ЦИТИРУЕМЫЙ ТЕКСТ:
━━━━━━━━━━━━━━━━━━━━
“И ревностью шести веков изранен” или “Я не ревную к моему врагу”, или “Безвозмездно мне сердце изъела / Драгоценная ревность моя”.
Ревновал он, как я понимала и чувствовала, только двух поэтов — Бродского и Липкина. Когда бы я ни заводила речь о Бродском, Арсений Александрович задумчиво отвечал:
— Анна Андреевна его ценит очень высоко. (Тарковский упоминал Ахматову почти в каждом разговоре и часто — в настоящем времени).
При этом его лицо разглаживалось. Уже не столь тонкие морщины как бы впитывали в себя все, что он знал теперь о Бродском, все его стихи, ходившие по рукам и внимательно прочитанные, как мне думается, Арсением Александровичем. И все же однажды из-за Бродского мы чуть было не поссорились. Если бы моя приятельница неделю назад в ответ на мои сетования: “Ни одной книги Тарковского с автографом я не оставила”, не подошла бы к книжным полкам и с легкостью ни отыскала бы книжек с надписями мне и Липкину, я вряд ли бы вспомнила, что в середине февраля 75-го я очередным своим восхищением поэзией Бродского вынудила Арсения Александровича произнести:
— Он — не мой поэт.
— Так, значит, все-таки — поэт! А “мой” или “не мой” — не к лицу вам. Так говорят в мелкотравчатой среде. Вы сами мне жаловались: многие мелкие стихосочинители, когда им указываешь на элементарную неграмотность, отвечают: “Это — мое!”
— Ну что вы со своим Бродским носитесь? Он — не мой, потому что слишком длинно без стержневой мысли пишет, неоправданно длинно. К чему русской поэзии его бесконечные анжамбеманы? Особенно мне противопоказан его ернический скептицизм.
━━━━━━━━━━━━━━━━━━━━
ЗАДАНИЕ 1:
Перепишите записи на участке от начала записей до строки с «navbar: U ShopNex» включительно, заменив «nav-active-underline» на «nav-active-indicator». Все остальное оставьте без изменений.
━━━━━━━━━━━━━━━━━━━━
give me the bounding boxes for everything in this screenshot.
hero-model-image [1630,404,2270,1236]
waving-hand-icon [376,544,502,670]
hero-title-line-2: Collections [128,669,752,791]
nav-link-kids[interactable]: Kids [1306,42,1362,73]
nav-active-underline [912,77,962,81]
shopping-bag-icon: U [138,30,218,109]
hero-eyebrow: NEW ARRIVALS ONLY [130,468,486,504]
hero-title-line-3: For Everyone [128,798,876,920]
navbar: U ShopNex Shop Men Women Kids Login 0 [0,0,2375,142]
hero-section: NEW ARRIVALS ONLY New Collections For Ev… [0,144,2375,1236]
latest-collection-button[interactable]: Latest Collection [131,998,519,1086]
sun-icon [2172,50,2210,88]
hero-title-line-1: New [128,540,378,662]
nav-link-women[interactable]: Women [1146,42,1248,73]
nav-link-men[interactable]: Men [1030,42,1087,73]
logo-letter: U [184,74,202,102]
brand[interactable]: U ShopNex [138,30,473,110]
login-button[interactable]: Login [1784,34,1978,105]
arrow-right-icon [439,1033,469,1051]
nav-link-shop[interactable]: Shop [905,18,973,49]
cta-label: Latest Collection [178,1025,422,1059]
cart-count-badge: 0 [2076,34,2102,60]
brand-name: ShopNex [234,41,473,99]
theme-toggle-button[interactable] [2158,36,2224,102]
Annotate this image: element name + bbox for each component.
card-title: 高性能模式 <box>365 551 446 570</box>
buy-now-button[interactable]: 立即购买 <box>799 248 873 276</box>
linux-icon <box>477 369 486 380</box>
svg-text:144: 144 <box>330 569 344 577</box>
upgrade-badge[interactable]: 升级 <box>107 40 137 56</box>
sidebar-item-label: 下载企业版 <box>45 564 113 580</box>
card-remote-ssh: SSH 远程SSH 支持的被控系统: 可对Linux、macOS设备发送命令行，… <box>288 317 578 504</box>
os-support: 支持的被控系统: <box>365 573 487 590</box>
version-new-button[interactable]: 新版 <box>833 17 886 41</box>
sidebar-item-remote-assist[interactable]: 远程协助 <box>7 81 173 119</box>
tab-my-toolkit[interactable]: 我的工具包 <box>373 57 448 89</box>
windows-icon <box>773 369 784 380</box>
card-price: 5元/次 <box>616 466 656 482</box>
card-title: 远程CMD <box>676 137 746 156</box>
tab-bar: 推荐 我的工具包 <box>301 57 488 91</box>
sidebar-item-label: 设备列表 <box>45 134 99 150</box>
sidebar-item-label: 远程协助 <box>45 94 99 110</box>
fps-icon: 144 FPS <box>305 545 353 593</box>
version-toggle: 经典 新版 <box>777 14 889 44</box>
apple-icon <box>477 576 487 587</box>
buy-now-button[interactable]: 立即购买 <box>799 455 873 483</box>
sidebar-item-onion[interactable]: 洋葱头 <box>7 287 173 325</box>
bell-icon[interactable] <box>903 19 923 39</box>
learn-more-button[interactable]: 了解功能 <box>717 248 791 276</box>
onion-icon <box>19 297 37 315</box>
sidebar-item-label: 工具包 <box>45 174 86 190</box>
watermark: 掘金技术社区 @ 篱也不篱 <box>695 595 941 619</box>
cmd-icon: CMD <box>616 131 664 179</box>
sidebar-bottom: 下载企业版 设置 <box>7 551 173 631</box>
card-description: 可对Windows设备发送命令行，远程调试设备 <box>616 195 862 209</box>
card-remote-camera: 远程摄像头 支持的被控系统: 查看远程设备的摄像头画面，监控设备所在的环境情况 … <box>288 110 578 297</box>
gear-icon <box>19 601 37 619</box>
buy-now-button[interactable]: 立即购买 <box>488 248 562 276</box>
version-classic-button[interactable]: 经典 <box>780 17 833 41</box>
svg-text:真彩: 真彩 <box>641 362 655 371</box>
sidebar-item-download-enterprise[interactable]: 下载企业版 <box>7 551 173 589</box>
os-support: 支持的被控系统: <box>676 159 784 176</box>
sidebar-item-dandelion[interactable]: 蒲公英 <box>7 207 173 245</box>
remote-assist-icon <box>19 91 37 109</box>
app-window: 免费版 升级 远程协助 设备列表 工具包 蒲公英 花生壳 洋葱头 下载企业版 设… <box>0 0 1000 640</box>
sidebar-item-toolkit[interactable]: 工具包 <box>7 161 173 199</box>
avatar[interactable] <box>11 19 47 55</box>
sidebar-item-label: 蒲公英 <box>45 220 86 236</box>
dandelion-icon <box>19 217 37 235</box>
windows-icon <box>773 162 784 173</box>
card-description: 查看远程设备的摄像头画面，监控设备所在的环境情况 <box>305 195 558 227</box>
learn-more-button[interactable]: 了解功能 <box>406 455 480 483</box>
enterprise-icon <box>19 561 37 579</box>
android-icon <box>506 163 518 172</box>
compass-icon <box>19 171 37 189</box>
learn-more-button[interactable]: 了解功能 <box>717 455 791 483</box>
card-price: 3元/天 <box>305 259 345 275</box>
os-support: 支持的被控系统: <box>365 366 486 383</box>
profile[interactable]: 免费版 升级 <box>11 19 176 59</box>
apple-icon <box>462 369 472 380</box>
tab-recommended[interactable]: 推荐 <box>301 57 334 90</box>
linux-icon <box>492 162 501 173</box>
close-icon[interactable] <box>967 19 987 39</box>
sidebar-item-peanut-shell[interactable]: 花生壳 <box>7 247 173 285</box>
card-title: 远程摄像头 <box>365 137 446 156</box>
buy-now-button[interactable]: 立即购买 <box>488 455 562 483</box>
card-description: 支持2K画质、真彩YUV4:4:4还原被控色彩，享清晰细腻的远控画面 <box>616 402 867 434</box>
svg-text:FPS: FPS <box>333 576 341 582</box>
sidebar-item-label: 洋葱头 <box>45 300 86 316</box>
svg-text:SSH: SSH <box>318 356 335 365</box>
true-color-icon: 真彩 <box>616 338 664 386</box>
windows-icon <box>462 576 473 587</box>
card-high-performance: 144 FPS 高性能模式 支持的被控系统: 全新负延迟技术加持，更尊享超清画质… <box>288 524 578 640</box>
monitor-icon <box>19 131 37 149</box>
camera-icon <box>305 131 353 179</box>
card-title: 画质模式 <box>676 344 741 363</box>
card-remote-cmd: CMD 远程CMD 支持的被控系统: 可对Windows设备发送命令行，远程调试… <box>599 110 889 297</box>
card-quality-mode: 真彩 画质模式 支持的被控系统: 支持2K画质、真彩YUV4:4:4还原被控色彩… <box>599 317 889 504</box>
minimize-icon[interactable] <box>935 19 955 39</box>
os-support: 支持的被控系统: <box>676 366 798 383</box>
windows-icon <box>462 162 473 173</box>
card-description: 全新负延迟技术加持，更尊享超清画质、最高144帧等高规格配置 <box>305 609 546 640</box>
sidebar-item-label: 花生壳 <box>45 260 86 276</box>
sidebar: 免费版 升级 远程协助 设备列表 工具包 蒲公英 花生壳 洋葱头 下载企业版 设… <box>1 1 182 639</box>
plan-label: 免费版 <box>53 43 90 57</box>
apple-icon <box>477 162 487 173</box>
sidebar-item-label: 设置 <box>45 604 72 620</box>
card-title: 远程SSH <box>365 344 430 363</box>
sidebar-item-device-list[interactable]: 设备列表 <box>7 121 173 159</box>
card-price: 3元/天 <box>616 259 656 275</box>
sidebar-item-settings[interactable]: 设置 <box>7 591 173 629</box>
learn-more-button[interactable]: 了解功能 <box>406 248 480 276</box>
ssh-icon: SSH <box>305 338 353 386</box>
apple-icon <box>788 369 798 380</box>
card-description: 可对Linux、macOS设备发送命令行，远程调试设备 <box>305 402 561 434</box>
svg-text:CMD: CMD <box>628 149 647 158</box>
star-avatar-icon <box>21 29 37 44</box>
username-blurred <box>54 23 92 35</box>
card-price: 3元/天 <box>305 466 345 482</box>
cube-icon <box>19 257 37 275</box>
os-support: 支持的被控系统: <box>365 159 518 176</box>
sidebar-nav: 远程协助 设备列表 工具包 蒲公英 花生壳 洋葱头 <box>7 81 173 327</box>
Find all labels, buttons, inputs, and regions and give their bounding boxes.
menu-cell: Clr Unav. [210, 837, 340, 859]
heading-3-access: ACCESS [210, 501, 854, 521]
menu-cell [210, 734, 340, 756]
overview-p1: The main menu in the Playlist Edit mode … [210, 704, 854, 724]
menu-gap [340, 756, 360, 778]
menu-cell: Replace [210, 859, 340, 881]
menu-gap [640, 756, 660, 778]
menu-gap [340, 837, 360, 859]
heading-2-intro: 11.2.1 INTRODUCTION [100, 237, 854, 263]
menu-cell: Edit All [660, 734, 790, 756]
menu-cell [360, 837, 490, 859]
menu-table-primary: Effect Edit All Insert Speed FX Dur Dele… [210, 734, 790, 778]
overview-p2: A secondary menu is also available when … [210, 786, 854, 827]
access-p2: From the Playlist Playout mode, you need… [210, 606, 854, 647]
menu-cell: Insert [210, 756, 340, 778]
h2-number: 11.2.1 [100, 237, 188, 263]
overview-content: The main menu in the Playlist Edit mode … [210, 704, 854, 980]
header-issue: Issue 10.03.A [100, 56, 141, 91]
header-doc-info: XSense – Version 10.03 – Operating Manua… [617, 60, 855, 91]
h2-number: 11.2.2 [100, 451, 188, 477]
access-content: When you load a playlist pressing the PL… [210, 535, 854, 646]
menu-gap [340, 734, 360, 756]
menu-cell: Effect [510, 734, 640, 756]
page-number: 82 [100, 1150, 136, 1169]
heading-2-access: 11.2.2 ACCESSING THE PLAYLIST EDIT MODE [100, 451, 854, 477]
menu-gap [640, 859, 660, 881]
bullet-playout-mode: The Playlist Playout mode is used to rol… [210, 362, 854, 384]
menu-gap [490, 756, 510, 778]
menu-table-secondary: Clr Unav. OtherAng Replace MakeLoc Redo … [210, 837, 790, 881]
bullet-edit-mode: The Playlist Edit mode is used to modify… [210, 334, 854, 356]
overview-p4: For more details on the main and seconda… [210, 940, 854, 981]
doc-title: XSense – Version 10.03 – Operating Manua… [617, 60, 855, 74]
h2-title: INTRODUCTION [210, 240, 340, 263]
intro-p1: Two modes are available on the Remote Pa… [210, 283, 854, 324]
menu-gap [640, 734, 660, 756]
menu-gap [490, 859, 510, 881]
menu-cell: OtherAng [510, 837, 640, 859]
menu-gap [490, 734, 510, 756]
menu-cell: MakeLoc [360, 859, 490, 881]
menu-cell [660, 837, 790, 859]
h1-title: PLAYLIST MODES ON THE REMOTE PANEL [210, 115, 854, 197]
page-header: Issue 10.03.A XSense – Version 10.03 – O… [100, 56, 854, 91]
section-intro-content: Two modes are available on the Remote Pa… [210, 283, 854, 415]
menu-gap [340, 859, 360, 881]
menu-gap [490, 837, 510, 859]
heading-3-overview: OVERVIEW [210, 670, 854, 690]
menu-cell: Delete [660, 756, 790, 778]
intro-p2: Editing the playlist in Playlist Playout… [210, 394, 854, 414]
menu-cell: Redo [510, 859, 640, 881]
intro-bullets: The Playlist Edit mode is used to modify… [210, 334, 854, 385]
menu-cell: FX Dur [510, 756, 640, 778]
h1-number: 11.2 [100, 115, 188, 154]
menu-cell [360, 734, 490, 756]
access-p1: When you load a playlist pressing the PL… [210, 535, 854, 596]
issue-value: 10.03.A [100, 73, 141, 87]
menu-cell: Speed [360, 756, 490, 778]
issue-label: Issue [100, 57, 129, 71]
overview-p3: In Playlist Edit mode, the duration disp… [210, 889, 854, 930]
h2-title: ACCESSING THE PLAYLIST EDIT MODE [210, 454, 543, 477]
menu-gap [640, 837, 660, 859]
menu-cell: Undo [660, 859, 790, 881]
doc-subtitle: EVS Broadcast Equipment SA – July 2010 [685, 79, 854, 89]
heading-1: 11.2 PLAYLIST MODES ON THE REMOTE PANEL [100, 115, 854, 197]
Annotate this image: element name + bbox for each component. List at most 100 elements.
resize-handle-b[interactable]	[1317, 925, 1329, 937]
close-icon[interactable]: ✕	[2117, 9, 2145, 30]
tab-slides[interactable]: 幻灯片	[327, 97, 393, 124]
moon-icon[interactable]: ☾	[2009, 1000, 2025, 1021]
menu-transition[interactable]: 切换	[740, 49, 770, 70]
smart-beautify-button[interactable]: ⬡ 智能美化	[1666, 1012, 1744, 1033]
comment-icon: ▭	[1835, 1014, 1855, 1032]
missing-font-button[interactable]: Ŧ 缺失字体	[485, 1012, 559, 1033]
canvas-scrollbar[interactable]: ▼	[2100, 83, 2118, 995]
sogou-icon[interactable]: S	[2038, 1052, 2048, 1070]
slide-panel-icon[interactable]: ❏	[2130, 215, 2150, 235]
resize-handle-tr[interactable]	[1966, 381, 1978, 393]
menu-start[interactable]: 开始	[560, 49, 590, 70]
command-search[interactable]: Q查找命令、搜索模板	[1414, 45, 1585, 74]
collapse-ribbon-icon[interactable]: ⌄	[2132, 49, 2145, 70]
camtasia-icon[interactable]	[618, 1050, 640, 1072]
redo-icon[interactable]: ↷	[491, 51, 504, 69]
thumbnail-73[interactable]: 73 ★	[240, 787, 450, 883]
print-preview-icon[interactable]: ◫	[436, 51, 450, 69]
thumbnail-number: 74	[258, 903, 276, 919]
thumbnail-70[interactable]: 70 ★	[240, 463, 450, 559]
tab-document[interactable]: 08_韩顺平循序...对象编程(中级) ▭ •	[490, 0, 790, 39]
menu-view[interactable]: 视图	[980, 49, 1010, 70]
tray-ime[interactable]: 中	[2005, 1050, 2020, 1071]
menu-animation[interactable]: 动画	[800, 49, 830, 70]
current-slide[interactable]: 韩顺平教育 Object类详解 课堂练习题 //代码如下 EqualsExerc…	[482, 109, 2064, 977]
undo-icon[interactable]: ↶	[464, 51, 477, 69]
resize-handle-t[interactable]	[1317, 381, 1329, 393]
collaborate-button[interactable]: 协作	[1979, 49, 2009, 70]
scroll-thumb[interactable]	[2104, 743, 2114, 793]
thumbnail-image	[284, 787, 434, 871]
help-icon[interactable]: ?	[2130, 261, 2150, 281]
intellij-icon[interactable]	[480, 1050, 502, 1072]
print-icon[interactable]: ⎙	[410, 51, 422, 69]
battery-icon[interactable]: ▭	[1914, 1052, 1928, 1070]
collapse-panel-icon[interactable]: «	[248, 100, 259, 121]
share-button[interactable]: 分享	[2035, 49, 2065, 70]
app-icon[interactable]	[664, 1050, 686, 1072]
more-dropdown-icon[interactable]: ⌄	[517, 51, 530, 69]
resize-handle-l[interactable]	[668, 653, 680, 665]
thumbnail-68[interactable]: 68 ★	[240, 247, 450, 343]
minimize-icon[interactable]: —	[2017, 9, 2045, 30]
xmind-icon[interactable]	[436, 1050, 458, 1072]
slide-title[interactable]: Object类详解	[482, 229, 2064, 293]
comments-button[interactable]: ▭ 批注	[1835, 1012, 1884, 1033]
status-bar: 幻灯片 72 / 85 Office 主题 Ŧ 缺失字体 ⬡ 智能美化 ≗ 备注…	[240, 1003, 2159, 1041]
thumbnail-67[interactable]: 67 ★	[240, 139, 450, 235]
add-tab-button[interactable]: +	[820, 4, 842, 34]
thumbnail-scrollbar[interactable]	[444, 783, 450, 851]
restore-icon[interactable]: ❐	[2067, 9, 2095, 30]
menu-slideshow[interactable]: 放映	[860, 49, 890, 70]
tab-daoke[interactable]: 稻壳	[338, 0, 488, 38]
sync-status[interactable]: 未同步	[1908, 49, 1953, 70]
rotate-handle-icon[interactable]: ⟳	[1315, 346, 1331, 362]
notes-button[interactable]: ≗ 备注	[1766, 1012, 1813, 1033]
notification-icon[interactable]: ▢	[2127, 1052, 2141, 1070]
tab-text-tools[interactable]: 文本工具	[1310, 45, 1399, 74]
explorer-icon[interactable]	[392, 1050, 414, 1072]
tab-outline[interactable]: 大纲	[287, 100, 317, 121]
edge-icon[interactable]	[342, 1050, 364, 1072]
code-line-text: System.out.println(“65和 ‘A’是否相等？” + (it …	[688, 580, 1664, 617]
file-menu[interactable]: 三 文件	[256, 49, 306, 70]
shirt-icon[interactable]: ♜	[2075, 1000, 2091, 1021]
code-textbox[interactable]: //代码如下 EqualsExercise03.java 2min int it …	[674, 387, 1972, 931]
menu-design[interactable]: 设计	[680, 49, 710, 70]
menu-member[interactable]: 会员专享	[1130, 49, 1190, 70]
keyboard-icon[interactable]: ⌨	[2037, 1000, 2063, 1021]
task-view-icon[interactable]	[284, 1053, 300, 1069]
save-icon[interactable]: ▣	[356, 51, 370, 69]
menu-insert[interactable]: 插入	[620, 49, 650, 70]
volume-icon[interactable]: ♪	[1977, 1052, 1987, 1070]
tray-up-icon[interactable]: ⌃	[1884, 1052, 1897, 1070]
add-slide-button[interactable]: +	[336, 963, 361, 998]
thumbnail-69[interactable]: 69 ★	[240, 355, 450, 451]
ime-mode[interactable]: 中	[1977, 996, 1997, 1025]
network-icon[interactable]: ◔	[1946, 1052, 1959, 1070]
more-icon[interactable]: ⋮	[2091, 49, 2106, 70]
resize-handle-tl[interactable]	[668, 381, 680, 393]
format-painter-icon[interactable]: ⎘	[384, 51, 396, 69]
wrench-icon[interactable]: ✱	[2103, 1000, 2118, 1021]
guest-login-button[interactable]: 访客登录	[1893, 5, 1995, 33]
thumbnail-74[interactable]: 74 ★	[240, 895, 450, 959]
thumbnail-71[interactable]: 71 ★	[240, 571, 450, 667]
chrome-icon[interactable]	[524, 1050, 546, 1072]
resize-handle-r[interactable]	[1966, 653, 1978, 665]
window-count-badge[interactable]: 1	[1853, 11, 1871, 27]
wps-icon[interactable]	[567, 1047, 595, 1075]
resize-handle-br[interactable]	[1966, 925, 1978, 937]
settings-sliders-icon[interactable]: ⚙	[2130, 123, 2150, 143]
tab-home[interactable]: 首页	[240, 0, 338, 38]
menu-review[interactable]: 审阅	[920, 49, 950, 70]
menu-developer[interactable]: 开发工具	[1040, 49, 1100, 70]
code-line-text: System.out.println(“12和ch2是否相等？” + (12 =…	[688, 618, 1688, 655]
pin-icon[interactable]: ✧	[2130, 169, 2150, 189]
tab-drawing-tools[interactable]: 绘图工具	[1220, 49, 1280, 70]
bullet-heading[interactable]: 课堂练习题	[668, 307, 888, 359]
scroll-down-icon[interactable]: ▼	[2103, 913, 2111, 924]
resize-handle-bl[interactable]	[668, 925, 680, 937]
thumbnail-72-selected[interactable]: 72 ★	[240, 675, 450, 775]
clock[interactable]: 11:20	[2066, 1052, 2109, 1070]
━━━━━━━━━━━━━━━━━━━━
ЗАДАНИЕ 2:
Каких двух поэтов, согласно воспоминаниям о Тарковском, он ревновал?

РЕШЕНИЕ 1:
give me the bounding boxes for everything in this screenshot.
hero-model-image [1630,404,2270,1236]
waving-hand-icon [376,544,502,670]
hero-title-line-2: Collections [128,669,752,791]
nav-link-kids[interactable]: Kids [1306,42,1362,73]
nav-active-indicator [912,77,962,81]
shopping-bag-icon: U [138,30,218,109]
hero-eyebrow: NEW ARRIVALS ONLY [130,468,486,504]
hero-title-line-3: For Everyone [128,798,876,920]
navbar: U ShopNex Shop Men Women Kids Login 0 [0,0,2375,142]

РЕШЕНИЕ 2:
Бродского и Липкина.